Stored entries:
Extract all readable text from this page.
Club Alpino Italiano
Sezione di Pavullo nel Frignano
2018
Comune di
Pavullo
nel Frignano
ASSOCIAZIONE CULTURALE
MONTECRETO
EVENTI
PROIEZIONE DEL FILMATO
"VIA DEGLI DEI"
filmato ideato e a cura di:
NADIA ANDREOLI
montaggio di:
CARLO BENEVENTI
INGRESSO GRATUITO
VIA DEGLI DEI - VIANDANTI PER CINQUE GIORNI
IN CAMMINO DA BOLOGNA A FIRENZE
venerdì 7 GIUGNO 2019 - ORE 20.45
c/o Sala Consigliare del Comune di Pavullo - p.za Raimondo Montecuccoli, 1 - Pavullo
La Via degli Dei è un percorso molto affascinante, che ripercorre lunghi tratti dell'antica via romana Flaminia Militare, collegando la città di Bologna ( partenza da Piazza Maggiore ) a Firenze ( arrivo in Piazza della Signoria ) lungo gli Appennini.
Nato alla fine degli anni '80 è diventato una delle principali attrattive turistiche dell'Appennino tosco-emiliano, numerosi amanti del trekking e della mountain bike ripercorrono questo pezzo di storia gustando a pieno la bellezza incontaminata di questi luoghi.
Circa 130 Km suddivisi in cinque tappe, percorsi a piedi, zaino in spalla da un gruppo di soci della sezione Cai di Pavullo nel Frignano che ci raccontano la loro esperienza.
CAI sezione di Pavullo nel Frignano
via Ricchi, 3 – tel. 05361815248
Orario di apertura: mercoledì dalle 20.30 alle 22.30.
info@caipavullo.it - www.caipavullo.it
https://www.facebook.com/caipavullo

YOUR OBJECTIVE: Copy out each line of the data where the string "Comune" appears.

TASK ANSWER:
Comune di
c/o Sala Consigliare del Comune di Pavullo - p.za Raimondo Montecuccoli, 1 - Pavullo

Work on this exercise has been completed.